(Figure data in JSON)
□ □ □ □ □ □ □
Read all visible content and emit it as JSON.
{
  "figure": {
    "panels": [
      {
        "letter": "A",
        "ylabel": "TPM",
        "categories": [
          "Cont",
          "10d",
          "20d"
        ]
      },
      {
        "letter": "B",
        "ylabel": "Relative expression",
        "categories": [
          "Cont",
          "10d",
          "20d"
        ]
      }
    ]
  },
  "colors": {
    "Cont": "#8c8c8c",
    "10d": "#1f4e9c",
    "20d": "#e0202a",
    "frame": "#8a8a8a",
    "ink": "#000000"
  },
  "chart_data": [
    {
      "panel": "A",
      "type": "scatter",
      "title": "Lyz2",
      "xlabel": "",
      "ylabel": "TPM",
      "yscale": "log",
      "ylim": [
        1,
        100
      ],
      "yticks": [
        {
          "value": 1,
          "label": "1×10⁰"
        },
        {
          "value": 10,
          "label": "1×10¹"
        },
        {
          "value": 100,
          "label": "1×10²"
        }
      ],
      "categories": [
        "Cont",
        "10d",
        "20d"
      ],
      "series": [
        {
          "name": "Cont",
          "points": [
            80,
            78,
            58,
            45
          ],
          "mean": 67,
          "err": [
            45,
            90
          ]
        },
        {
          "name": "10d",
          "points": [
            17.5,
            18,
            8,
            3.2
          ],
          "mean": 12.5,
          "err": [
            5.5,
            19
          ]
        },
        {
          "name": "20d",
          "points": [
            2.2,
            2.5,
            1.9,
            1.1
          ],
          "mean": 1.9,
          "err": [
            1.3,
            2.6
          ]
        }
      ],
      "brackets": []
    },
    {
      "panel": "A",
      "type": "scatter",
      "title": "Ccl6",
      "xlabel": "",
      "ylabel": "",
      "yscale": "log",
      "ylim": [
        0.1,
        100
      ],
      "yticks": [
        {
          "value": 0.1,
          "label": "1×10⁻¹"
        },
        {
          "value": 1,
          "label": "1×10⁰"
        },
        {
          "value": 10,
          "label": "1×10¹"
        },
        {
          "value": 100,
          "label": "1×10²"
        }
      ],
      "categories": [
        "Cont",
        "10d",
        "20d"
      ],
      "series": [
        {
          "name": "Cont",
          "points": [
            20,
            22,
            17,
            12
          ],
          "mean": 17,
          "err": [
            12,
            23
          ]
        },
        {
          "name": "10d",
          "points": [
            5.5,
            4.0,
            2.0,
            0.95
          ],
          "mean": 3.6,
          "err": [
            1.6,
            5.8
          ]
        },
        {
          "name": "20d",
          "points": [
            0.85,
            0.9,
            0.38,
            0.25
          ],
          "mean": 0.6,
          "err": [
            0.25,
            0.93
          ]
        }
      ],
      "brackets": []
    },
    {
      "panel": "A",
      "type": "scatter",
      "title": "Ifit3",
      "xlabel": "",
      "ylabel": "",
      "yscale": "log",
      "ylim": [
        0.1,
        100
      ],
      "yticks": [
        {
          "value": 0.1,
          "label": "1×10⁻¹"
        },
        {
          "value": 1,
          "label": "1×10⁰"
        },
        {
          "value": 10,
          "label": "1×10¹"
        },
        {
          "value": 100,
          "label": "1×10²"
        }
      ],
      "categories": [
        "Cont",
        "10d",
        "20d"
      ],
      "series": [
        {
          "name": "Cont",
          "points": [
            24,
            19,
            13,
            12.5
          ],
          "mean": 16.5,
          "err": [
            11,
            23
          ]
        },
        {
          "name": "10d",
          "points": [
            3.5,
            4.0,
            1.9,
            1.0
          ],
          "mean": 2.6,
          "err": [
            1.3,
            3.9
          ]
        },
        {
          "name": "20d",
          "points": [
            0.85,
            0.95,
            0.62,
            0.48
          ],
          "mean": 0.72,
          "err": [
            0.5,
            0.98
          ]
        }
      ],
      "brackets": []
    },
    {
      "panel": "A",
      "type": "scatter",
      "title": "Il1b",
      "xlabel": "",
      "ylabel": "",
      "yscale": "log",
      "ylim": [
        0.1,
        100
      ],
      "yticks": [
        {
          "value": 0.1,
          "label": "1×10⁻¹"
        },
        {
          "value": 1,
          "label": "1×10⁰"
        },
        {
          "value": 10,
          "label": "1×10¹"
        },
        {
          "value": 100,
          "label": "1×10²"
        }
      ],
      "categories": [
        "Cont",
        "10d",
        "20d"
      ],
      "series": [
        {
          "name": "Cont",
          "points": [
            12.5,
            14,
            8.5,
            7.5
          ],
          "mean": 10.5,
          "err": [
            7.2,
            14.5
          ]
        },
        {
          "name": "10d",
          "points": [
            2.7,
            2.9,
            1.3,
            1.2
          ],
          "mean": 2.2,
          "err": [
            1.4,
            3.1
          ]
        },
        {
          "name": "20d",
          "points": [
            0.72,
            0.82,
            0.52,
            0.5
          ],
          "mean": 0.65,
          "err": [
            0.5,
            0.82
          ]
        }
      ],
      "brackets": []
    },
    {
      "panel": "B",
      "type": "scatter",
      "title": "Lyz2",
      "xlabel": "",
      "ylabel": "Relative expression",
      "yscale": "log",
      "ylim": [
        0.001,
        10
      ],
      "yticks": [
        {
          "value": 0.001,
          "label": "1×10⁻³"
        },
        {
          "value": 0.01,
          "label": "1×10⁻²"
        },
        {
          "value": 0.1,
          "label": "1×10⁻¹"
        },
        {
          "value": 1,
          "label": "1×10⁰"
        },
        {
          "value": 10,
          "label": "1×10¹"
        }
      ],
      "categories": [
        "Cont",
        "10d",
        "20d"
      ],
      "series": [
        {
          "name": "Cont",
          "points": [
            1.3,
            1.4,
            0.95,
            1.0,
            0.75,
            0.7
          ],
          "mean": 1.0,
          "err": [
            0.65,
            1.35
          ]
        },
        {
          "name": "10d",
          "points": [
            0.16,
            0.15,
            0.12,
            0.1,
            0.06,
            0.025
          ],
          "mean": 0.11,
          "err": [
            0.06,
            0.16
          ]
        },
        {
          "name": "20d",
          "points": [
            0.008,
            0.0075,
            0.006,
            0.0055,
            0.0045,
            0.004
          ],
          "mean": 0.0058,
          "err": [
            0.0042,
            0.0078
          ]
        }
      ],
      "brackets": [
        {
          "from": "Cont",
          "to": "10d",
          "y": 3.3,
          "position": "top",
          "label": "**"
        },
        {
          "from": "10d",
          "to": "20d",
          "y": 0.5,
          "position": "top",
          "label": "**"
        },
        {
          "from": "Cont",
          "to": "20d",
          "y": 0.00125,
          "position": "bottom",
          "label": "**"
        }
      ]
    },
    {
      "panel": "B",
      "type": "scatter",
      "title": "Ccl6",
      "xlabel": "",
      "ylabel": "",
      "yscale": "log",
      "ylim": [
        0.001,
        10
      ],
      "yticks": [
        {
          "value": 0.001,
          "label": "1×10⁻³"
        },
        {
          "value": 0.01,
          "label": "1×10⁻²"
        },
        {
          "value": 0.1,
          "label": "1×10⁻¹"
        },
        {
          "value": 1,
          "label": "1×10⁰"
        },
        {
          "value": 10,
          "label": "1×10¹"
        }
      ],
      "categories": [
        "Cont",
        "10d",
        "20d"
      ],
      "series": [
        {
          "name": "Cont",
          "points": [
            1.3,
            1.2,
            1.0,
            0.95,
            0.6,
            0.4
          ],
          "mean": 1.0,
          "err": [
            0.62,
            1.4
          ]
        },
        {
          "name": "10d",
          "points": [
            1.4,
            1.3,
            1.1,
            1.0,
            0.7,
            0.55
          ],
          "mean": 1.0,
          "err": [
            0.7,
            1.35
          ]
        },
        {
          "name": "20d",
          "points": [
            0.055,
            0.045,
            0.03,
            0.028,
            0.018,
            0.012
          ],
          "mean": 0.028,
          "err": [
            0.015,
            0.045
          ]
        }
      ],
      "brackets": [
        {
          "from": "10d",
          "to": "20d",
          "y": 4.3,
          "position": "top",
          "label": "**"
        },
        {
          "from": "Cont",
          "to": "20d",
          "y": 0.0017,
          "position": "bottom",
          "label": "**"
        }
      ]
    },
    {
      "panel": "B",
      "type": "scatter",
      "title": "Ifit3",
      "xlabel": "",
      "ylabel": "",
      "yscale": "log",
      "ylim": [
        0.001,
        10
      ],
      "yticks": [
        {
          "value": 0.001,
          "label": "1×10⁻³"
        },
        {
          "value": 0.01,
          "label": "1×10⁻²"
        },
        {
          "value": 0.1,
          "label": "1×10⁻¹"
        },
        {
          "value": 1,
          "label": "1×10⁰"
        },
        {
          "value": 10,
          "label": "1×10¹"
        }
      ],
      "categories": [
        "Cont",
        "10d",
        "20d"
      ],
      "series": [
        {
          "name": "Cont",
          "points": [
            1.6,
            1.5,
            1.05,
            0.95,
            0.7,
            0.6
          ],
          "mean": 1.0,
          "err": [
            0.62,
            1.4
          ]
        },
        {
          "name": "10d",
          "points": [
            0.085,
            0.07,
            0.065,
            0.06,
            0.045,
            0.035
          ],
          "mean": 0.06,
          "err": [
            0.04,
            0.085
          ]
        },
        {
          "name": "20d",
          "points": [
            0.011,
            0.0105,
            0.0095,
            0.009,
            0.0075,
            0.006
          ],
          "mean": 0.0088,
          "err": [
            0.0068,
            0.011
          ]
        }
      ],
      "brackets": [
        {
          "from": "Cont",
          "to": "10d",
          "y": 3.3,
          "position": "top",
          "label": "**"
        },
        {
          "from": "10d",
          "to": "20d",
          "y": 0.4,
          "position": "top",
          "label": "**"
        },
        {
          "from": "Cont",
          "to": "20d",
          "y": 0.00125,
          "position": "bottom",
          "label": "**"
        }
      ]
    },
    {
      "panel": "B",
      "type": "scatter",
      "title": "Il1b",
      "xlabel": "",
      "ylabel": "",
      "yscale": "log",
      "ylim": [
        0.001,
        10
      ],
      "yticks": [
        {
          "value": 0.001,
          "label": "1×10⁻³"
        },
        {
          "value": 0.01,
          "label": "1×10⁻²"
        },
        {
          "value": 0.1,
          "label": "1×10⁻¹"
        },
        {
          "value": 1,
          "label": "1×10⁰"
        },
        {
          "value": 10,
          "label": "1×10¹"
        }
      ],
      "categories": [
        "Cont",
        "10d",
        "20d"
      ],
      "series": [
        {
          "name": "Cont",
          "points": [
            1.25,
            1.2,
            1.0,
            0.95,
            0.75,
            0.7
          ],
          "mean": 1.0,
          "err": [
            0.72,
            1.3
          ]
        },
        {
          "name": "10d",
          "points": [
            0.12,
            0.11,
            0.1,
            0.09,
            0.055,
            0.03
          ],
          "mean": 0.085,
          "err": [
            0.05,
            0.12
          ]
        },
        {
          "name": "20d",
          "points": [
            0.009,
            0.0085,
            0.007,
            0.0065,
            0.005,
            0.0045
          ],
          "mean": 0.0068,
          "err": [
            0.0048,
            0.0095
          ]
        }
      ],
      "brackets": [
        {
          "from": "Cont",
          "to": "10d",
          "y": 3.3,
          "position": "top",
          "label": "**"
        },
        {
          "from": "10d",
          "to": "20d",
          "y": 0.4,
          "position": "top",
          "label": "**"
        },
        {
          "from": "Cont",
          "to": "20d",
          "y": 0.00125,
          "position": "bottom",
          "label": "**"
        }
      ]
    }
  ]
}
□ □ □ □ □ □ □
GOAL
Copy every line of the records above that holds the word "Relative".

RIGHT ANSWER
        "ylabel": "Relative expression",
      "ylabel": "Relative expression",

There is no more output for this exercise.